Exercise objective
All the data should be repeated exactly. Any image in it is left out.

------------------------

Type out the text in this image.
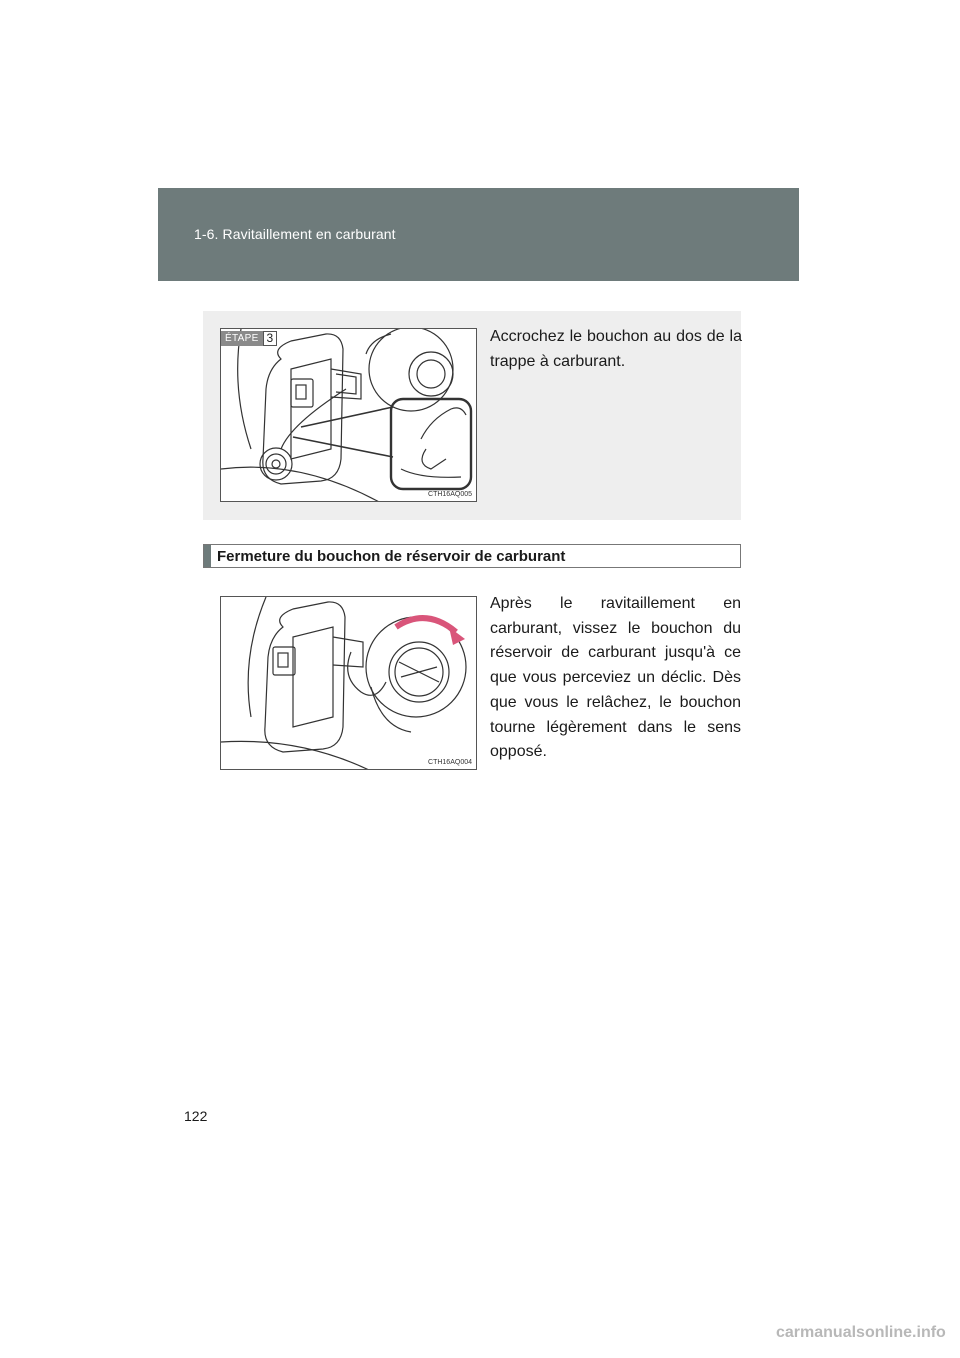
1-6. Ravitaillement en carburant
ÉTAPE 3
CTH16AQ005
Accrochez le bouchon au dos de la trappe à carburant.
Fermeture du bouchon de réservoir de carburant
CTH16AQ004
Après le ravitaillement en carburant, vissez le bouchon du réservoir de carburant jusqu'à ce que vous perceviez un déclic. Dès que vous le relâchez, le bouchon tourne légèrement dans le sens opposé.
122
carmanualsonline.info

------------------------

Task solution
Type out the text in this image.
1-6. Ravitaillement en carburant
ÉTAPE 3
CTH16AQ005
Accrochez le bouchon au dos de la trappe à carburant.
Fermeture du bouchon de réservoir de carburant
CTH16AQ004
Après le ravitaillement en carburant, vissez le bouchon du réservoir de carburant jusqu'à ce que vous perceviez un déclic. Dès que vous le relâchez, le bouchon tourne légèrement dans le sens opposé.
122
carmanualsonline.info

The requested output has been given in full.